● **SET TASK**
State how many lines hold the string "xlabel". Give the number and nothing else.

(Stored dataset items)
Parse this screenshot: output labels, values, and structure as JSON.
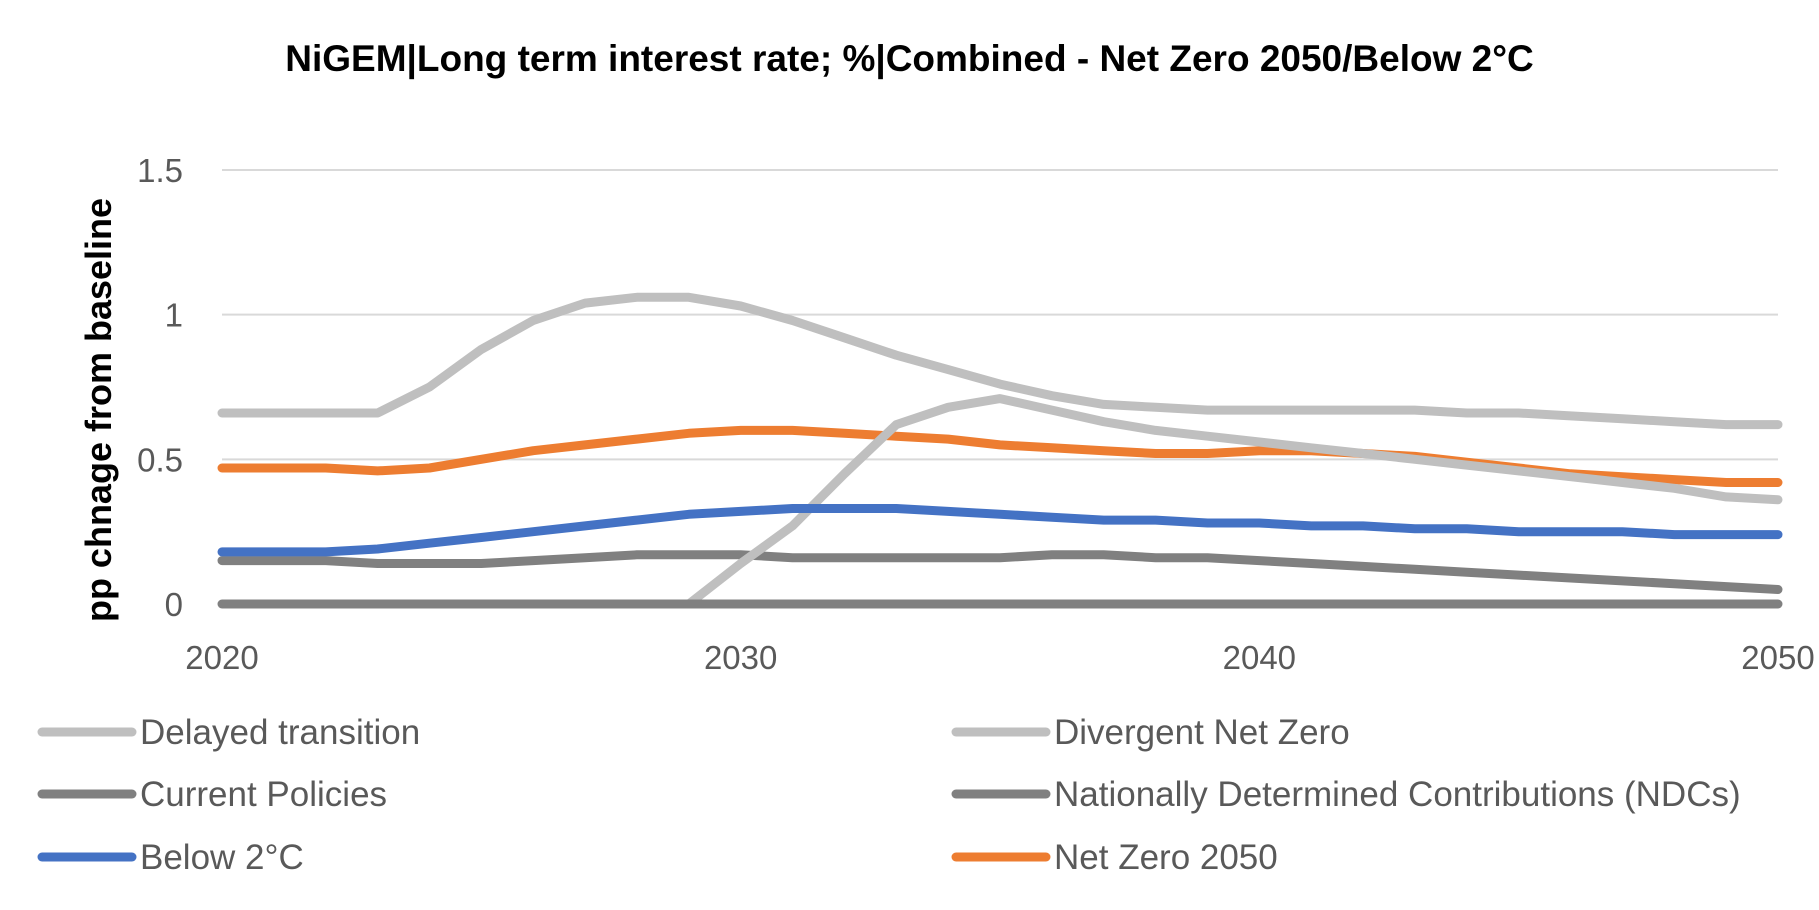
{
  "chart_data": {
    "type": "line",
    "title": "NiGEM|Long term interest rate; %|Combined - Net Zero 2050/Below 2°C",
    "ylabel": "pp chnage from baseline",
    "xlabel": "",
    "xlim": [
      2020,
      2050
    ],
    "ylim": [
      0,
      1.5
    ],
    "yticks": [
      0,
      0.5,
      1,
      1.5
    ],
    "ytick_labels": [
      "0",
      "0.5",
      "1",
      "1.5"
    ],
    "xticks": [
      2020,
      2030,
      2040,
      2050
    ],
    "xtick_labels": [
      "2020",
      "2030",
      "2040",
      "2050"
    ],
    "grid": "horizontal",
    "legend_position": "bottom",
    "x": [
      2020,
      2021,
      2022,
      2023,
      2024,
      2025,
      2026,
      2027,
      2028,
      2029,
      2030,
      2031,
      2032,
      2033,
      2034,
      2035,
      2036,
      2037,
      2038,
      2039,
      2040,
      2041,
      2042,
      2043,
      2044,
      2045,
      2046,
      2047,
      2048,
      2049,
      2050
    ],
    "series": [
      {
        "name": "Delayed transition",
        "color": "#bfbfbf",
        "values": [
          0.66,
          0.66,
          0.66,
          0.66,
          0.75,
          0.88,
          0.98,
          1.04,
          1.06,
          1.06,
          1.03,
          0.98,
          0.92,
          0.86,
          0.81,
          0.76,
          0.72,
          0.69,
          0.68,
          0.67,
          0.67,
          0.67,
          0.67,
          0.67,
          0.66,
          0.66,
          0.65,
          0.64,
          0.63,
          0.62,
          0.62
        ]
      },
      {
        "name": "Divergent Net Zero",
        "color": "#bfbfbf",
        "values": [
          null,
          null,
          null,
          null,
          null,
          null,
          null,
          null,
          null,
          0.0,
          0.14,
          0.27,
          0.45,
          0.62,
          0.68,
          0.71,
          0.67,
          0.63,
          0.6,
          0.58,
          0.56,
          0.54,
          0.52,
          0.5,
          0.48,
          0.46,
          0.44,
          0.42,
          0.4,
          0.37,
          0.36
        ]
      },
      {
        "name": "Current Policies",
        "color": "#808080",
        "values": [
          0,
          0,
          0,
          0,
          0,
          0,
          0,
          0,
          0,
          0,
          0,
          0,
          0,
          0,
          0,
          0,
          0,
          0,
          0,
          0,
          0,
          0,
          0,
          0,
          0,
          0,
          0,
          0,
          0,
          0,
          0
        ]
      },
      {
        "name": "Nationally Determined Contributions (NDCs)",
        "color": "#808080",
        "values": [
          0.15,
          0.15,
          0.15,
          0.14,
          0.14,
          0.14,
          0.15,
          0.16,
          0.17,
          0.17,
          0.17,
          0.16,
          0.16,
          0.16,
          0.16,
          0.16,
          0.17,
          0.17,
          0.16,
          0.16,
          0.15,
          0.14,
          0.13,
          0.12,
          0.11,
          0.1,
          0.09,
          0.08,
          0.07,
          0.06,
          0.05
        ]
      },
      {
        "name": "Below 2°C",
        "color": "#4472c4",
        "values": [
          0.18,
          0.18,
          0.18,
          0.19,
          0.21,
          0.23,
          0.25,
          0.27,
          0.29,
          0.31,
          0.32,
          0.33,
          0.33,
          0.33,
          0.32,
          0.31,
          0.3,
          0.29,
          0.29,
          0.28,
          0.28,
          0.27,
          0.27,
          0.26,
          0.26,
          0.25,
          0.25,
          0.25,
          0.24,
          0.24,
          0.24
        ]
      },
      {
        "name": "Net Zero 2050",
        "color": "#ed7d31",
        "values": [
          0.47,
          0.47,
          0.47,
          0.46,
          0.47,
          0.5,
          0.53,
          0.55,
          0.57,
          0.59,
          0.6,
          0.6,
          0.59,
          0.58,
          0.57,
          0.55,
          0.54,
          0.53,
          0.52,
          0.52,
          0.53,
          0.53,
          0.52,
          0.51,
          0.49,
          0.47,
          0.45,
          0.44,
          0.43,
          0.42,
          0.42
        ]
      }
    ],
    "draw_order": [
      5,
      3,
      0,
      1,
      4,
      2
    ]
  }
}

==

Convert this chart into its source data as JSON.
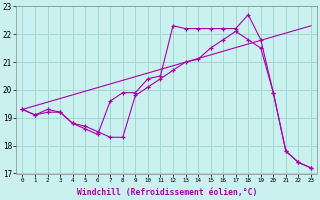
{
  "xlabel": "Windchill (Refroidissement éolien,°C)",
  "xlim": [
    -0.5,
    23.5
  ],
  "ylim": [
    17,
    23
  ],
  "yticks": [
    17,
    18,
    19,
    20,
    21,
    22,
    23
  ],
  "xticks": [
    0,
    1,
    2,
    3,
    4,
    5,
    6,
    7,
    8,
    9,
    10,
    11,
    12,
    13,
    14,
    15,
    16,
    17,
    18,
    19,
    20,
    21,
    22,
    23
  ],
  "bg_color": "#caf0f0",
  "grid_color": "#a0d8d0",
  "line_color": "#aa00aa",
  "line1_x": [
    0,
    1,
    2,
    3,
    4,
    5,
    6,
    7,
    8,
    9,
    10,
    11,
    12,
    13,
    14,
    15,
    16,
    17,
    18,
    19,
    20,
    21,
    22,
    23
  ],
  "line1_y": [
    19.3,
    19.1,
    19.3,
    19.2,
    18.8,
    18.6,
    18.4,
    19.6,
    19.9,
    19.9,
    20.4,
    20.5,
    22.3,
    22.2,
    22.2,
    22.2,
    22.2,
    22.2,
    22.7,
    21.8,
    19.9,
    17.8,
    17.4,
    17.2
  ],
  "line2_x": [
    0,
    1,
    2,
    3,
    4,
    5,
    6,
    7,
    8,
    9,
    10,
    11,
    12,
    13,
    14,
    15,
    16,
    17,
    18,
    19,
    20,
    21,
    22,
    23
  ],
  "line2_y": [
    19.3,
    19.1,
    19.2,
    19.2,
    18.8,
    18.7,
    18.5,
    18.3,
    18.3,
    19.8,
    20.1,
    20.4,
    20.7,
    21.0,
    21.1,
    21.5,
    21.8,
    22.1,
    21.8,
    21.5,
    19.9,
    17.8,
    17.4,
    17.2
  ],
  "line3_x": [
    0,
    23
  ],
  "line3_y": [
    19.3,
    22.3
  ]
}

● **RESULT**
2